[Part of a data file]
+ + + + + + +

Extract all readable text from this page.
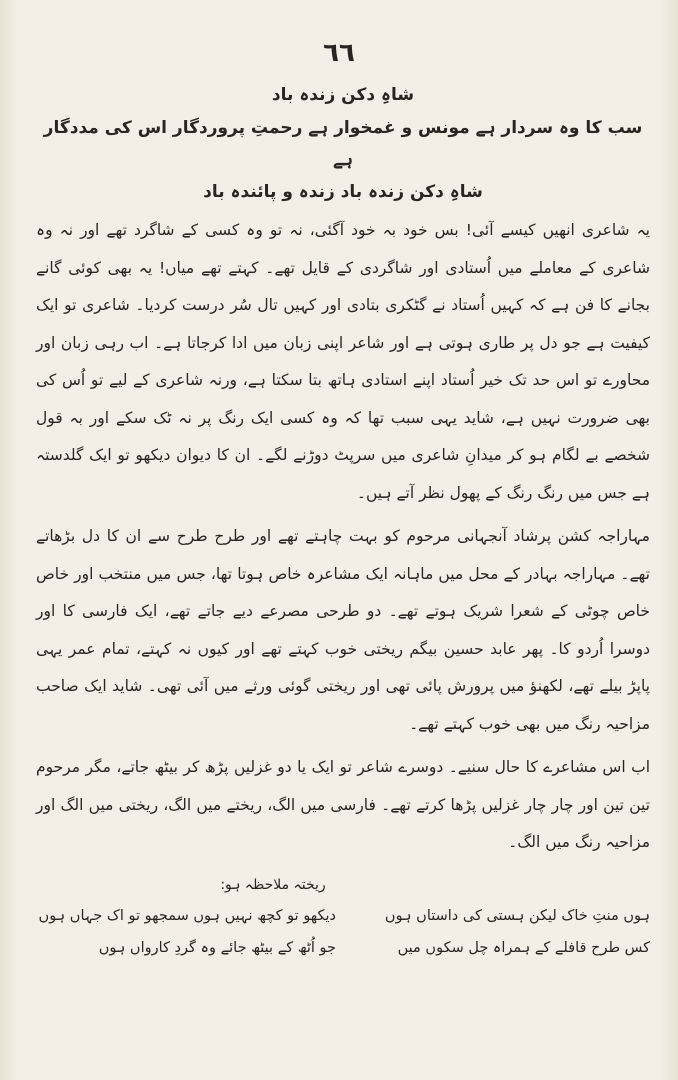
٦٦

شاہِ دکن زندہ باد

سب کا وہ سردار ہے مونس و غمخوار ہے رحمتِ پروردگار اس کی مددگار ہے

شاہِ دکن زندہ باد زندہ و پائندہ باد

یہ شاعری انھیں کیسے آئی! بس خود بہ خود آگئی، نہ تو وہ کسی کے شاگرد تھے اور نہ وہ شاعری کے معاملے میں اُستادی اور شاگردی کے قایل تھے۔ کہتے تھے میاں! یہ بھی کوئی گانے بجانے کا فن ہے کہ کہیں اُستاد نے گٹکری بتادی اور کہیں تال سُر درست کردیا۔ شاعری تو ایک کیفیت ہے جو دل پر طاری ہوتی ہے اور شاعر اپنی زبان میں ادا کرجاتا ہے۔ اب رہی زبان اور محاورے تو اس حد تک خیر اُستاد اپنے استادی ہاتھ بتا سکتا ہے، ورنہ شاعری کے لیے تو اُس کی بھی ضرورت نہیں ہے، شاید یہی سبب تھا کہ وہ کسی ایک رنگ پر نہ ٹک سکے اور بہ قول شخصے بے لگام ہو کر میدانِ شاعری میں سرپٹ دوڑنے لگے۔ ان کا دیوان دیکھو تو ایک گلدستہ ہے جس میں رنگ رنگ کے پھول نظر آتے ہیں۔

مہاراجہ کشن پرشاد آنجہانی مرحوم کو بہت چاہتے تھے اور طرح طرح سے ان کا دل بڑھاتے تھے۔ مہاراجہ بہادر کے محل میں ماہانہ ایک مشاعرہ خاص ہوتا تھا، جس میں منتخب اور خاص خاص چوٹی کے شعرا شریک ہوتے تھے۔ دو طرحی مصرعے دیے جاتے تھے، ایک فارسی کا اور دوسرا اُردو کا۔ پھر عابد حسین بیگم ریختی خوب کہتے تھے اور کیوں نہ کہتے، تمام عمر یہی پاپڑ بیلے تھے، لکھنؤ میں پرورش پائی تھی اور ریختی گوئی ورثے میں آئی تھی۔ شاید ایک صاحب مزاحیہ رنگ میں بھی خوب کہتے تھے۔

اب اس مشاعرے کا حال سنیے۔ دوسرے شاعر تو ایک یا دو غزلیں پڑھ کر بیٹھ جاتے، مگر مرحوم تین تین اور چار چار غزلیں پڑھا کرتے تھے۔ فارسی میں الگ، ریختے میں الگ، ریختی میں الگ اور مزاحیہ رنگ میں الگ۔

ریختہ ملاحظہ ہو:
ہوں منتِ خاک لیکن ہستی کی داستاں ہوں
کس طرح قافلے کے ہمراہ چل سکوں میں
دیکھو تو کچھ نہیں ہوں سمجھو تو اک جہاں ہوں
جو اُٹھ کے بیٹھ جائے وہ گردِ کارواں ہوں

+ + + + + + +

**TASK**
Return each line of the data, keeping its wording exact and omitting pictures.

**THE OUTPUT**
Extract all readable text from this page.
٦٦

شاہِ دکن زندہ باد

سب کا وہ سردار ہے مونس و غمخوار ہے رحمتِ پروردگار اس کی مددگار ہے

شاہِ دکن زندہ باد زندہ و پائندہ باد

یہ شاعری انھیں کیسے آئی! بس خود بہ خود آگئی، نہ تو وہ کسی کے شاگرد تھے اور نہ وہ شاعری کے معاملے میں اُستادی اور شاگردی کے قایل تھے۔ کہتے تھے میاں! یہ بھی کوئی گانے بجانے کا فن ہے کہ کہیں اُستاد نے گٹکری بتادی اور کہیں تال سُر درست کردیا۔ شاعری تو ایک کیفیت ہے جو دل پر طاری ہوتی ہے اور شاعر اپنی زبان میں ادا کرجاتا ہے۔ اب رہی زبان اور محاورے تو اس حد تک خیر اُستاد اپنے استادی ہاتھ بتا سکتا ہے، ورنہ شاعری کے لیے تو اُس کی بھی ضرورت نہیں ہے، شاید یہی سبب تھا کہ وہ کسی ایک رنگ پر نہ ٹک سکے اور بہ قول شخصے بے لگام ہو کر میدانِ شاعری میں سرپٹ دوڑنے لگے۔ ان کا دیوان دیکھو تو ایک گلدستہ ہے جس میں رنگ رنگ کے پھول نظر آتے ہیں۔

مہاراجہ کشن پرشاد آنجہانی مرحوم کو بہت چاہتے تھے اور طرح طرح سے ان کا دل بڑھاتے تھے۔ مہاراجہ بہادر کے محل میں ماہانہ ایک مشاعرہ خاص ہوتا تھا، جس میں منتخب اور خاص خاص چوٹی کے شعرا شریک ہوتے تھے۔ دو طرحی مصرعے دیے جاتے تھے، ایک فارسی کا اور دوسرا اُردو کا۔ پھر عابد حسین بیگم ریختی خوب کہتے تھے اور کیوں نہ کہتے، تمام عمر یہی پاپڑ بیلے تھے، لکھنؤ میں پرورش پائی تھی اور ریختی گوئی ورثے میں آئی تھی۔ شاید ایک صاحب مزاحیہ رنگ میں بھی خوب کہتے تھے۔

اب اس مشاعرے کا حال سنیے۔ دوسرے شاعر تو ایک یا دو غزلیں پڑھ کر بیٹھ جاتے، مگر مرحوم تین تین اور چار چار غزلیں پڑھا کرتے تھے۔ فارسی میں الگ، ریختے میں الگ، ریختی میں الگ اور مزاحیہ رنگ میں الگ۔

ریختہ ملاحظہ ہو:
ہوں منتِ خاک لیکن ہستی کی داستاں ہوں
کس طرح قافلے کے ہمراہ چل سکوں میں
دیکھو تو کچھ نہیں ہوں سمجھو تو اک جہاں ہوں
جو اُٹھ کے بیٹھ جائے وہ گردِ کارواں ہوں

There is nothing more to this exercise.